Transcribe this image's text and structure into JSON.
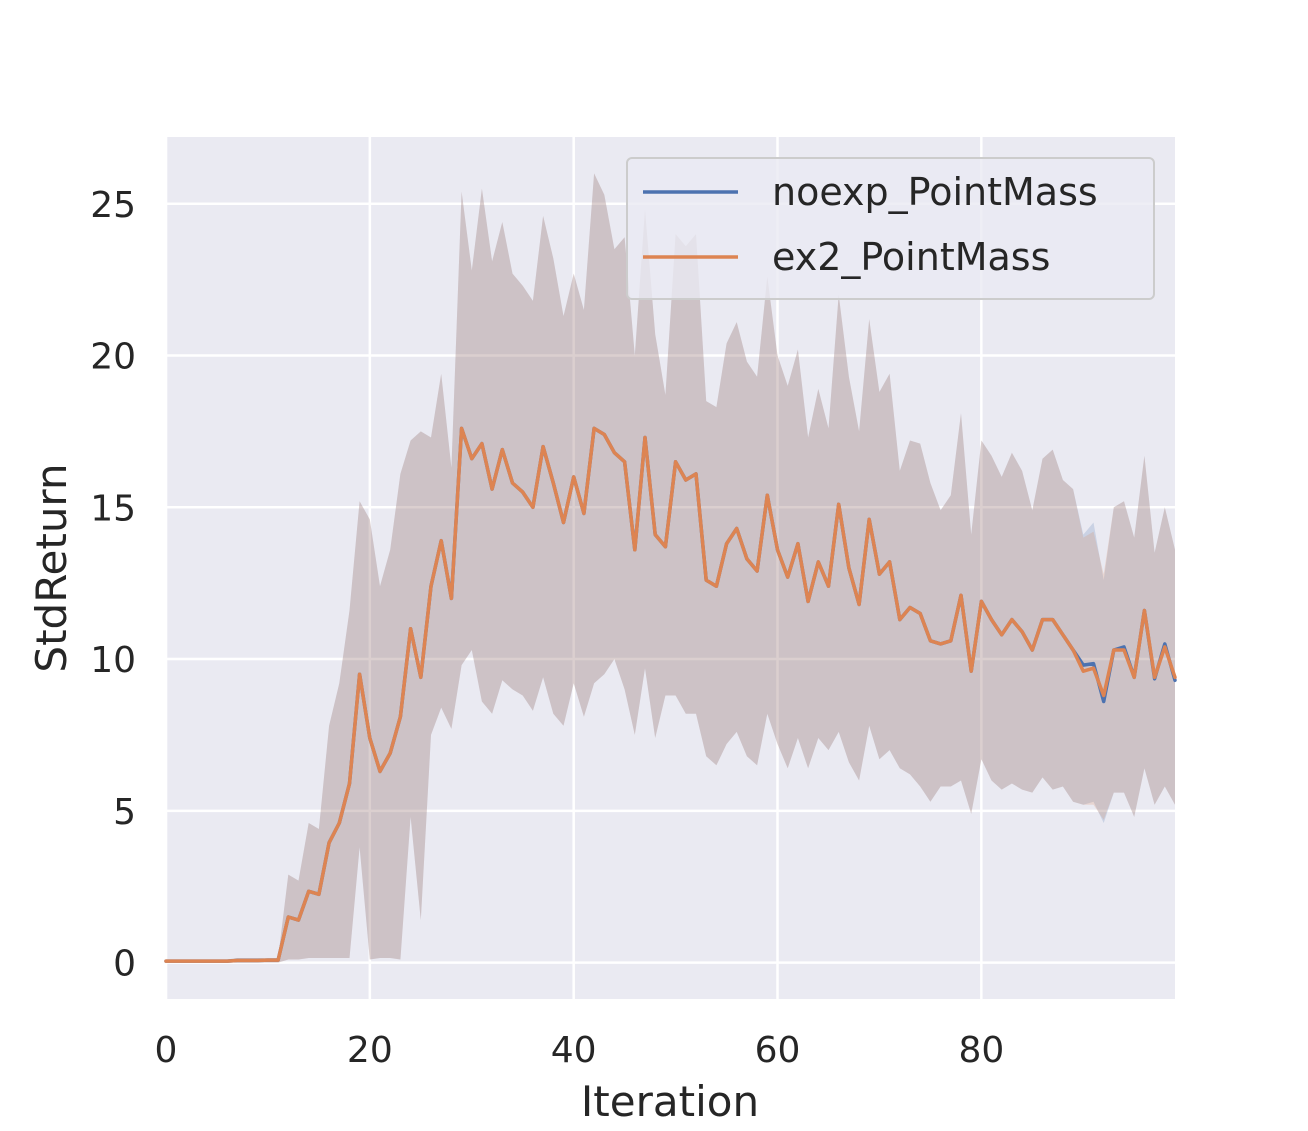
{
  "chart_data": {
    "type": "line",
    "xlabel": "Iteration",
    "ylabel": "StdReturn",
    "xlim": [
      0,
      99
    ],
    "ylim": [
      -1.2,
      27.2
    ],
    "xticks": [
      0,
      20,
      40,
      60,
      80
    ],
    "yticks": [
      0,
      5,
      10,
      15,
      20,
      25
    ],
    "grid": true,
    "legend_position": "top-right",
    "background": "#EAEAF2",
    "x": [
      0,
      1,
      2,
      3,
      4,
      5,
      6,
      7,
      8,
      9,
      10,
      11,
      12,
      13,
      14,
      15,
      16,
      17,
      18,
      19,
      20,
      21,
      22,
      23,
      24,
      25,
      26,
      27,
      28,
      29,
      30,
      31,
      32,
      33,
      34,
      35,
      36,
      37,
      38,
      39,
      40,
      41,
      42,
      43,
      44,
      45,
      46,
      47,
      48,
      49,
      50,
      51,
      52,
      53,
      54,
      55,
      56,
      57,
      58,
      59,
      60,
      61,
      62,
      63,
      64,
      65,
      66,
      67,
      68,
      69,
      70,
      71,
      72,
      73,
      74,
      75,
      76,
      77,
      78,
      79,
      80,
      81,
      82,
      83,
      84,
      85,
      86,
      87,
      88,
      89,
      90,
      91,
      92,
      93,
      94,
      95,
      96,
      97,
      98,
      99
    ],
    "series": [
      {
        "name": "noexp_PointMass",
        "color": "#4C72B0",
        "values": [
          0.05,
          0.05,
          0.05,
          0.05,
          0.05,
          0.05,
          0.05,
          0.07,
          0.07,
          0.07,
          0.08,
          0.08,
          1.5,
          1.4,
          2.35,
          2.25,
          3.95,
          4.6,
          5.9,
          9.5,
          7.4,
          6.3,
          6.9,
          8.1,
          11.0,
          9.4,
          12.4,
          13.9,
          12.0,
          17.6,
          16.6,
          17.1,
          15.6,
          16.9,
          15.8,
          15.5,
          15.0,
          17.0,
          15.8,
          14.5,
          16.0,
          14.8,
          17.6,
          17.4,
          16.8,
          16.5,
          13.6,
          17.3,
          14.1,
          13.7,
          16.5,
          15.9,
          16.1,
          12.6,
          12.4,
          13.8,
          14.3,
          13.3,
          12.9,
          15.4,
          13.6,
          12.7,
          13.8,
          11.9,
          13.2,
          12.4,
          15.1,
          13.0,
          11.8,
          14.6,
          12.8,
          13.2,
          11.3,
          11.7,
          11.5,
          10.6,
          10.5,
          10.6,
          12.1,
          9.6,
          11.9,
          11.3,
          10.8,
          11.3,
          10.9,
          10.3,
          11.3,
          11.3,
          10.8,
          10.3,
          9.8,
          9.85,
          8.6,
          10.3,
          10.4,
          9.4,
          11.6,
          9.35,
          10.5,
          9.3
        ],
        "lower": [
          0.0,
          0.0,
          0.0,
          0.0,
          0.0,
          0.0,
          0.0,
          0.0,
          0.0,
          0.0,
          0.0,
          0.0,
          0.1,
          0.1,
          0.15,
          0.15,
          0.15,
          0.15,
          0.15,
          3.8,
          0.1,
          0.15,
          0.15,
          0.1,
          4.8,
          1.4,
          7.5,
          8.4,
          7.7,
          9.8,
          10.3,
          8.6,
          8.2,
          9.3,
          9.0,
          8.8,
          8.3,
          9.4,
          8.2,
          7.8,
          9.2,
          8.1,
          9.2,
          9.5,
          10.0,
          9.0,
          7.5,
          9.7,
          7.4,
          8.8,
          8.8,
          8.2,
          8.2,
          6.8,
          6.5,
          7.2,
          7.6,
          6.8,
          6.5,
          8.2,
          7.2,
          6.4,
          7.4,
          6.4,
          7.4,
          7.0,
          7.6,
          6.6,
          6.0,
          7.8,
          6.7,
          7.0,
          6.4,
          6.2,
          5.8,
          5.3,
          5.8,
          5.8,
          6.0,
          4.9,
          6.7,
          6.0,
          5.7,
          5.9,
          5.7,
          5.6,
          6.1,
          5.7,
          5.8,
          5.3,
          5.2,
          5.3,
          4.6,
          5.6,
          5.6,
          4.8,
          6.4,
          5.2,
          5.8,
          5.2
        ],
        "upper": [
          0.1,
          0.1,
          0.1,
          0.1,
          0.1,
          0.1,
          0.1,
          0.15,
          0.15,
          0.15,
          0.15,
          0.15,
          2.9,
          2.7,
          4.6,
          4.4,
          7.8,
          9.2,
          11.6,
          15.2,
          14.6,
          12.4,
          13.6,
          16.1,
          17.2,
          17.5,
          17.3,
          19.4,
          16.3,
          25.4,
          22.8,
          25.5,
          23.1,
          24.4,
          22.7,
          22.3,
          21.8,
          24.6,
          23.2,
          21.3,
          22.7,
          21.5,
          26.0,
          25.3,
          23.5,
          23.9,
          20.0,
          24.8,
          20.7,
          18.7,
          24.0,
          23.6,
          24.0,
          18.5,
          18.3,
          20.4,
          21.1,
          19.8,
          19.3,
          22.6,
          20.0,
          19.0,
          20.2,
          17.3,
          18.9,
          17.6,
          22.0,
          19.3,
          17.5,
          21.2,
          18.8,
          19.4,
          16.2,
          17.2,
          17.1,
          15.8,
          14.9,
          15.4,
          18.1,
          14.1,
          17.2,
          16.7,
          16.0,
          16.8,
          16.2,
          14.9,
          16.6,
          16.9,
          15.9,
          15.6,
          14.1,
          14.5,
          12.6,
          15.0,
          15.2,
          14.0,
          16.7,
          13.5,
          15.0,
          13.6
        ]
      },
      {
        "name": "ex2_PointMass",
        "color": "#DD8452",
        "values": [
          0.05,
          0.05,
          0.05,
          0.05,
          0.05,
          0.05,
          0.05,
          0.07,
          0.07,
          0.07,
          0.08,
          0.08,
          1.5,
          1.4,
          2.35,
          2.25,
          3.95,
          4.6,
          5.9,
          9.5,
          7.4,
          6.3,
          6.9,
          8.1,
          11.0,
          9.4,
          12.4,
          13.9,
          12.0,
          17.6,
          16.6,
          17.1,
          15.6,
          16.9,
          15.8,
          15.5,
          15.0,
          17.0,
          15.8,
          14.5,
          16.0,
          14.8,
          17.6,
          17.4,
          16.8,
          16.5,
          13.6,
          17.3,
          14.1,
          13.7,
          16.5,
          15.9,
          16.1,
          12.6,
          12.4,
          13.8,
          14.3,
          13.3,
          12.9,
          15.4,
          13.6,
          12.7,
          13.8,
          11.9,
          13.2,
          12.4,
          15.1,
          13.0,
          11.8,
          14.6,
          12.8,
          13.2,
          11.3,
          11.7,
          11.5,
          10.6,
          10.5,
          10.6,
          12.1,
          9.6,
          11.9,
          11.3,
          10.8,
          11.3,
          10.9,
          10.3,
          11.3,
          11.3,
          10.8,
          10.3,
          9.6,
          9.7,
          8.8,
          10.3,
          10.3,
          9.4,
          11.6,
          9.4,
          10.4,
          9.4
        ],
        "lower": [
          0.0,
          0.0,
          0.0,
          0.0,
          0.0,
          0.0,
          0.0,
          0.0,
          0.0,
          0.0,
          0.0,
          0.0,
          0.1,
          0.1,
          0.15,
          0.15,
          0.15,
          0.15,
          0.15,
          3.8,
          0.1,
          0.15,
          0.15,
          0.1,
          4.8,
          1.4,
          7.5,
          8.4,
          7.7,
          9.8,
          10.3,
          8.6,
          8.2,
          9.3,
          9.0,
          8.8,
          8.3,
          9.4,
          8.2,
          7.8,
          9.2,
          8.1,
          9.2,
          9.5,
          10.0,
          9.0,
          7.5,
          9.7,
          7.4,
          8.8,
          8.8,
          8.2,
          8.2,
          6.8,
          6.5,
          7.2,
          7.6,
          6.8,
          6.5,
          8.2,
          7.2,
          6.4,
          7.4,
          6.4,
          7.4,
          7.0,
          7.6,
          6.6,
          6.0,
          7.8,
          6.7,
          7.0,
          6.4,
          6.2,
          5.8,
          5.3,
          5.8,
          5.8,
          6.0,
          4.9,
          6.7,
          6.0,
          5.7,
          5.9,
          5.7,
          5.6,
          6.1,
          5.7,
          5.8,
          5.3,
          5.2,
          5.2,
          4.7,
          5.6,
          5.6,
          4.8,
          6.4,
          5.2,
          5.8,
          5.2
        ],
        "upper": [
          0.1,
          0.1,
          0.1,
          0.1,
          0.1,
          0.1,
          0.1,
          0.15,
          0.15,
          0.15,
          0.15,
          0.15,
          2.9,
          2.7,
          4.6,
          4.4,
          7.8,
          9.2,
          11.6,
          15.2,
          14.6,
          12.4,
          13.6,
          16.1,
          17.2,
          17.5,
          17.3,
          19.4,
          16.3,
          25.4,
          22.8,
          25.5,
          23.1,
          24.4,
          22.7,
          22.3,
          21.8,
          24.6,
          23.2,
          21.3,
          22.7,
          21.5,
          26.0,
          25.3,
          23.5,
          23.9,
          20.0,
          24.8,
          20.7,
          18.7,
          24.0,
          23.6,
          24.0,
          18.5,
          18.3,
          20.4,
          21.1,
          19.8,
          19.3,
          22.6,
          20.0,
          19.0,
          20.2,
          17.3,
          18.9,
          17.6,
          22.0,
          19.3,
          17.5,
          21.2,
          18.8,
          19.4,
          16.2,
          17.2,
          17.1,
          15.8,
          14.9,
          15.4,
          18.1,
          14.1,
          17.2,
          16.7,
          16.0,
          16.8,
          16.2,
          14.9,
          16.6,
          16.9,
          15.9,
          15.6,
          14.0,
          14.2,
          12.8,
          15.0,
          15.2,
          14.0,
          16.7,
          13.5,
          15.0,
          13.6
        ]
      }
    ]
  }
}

-----

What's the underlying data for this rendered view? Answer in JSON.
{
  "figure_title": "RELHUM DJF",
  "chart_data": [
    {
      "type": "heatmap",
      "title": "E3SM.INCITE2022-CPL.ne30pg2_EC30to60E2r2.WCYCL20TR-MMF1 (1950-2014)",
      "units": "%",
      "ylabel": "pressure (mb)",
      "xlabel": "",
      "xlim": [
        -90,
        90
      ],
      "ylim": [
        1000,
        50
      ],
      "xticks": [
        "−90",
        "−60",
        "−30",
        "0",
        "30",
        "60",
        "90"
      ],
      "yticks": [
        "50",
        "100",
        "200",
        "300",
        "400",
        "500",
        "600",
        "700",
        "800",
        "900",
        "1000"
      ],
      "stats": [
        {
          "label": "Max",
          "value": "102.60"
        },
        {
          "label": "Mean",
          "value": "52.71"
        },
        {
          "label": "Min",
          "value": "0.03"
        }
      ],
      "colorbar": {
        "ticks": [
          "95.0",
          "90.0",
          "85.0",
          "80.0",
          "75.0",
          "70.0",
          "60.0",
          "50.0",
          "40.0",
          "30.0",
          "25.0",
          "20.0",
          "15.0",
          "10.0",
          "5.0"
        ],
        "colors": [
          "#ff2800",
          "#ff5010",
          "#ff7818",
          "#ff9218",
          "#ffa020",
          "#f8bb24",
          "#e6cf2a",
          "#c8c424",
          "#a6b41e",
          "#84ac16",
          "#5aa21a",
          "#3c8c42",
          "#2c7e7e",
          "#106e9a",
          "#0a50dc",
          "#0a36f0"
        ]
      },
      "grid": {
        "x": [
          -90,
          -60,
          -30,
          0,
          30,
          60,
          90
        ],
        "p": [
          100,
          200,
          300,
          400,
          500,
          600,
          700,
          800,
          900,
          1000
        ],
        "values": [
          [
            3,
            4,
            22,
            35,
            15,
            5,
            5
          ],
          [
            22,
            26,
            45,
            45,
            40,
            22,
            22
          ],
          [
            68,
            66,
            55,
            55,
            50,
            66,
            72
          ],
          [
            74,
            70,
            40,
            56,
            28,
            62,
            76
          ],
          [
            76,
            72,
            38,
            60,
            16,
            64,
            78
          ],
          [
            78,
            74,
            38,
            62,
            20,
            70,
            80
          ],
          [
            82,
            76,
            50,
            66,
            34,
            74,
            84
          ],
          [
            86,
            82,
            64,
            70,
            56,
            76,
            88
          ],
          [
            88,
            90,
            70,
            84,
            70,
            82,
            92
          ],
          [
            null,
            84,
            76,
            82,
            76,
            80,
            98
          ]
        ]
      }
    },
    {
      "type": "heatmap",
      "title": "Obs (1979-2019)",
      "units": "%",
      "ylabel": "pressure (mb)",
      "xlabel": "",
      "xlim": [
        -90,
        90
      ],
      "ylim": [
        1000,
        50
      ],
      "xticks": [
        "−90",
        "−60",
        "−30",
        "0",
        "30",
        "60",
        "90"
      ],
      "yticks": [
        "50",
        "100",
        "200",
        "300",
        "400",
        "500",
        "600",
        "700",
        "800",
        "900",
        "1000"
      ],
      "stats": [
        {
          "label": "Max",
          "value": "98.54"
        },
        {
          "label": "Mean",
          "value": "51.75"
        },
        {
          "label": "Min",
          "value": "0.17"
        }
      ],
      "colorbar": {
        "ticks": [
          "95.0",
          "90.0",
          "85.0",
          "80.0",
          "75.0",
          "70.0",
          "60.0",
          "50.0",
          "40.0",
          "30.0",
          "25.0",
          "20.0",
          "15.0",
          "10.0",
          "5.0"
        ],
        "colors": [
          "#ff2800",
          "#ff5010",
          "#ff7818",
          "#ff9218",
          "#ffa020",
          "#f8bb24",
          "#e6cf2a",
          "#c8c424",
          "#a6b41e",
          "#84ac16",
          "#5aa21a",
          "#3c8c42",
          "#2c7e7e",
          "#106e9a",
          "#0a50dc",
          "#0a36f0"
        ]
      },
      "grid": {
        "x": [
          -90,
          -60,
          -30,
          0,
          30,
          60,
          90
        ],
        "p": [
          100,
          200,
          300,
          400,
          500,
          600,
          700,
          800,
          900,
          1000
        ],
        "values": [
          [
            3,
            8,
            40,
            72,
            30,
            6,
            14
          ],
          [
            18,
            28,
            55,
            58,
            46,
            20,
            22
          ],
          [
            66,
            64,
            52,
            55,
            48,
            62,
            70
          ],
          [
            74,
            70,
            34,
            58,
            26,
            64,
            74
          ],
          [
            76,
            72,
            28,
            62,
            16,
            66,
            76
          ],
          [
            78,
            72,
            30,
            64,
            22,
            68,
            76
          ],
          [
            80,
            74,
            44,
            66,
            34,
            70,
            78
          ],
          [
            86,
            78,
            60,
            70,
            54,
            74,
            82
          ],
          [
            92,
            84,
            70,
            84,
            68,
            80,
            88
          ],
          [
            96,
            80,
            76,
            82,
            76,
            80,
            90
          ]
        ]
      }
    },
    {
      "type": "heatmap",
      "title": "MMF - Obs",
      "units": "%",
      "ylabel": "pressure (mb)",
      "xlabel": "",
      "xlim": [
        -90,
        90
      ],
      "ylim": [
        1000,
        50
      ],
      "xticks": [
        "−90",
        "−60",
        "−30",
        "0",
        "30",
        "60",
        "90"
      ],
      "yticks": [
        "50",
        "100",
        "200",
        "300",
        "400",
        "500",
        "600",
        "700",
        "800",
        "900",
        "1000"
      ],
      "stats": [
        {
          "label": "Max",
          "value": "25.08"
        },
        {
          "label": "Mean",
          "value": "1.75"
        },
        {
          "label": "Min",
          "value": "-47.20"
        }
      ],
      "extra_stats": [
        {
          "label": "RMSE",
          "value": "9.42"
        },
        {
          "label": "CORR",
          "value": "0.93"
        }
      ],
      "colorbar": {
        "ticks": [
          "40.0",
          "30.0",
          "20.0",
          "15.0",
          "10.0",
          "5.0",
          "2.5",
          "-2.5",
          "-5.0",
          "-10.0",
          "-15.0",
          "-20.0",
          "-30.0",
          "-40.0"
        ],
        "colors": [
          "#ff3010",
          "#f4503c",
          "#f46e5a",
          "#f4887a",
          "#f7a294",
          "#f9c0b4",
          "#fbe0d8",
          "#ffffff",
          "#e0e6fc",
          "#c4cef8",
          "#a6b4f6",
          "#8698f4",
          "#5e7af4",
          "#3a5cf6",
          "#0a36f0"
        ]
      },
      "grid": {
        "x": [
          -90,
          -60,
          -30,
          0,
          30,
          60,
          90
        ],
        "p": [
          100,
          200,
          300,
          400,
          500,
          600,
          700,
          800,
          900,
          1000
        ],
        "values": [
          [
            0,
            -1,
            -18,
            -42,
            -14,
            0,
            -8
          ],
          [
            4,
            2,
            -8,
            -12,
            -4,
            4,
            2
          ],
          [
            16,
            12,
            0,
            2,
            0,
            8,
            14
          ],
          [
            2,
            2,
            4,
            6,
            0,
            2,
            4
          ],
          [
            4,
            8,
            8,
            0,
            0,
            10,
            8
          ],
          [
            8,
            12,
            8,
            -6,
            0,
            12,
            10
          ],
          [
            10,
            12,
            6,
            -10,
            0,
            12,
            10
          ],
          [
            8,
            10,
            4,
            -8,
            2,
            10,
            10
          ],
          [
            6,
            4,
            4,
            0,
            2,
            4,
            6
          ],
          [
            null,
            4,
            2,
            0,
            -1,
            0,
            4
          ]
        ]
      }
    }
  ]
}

-----

DO THIS
Your task is to gather every line with the word "JSON" and copy it.

SOLUTION BELOW
Transcribe this image's text and structure into JSON.
What's the underlying data for this rendered view? Answer in JSON.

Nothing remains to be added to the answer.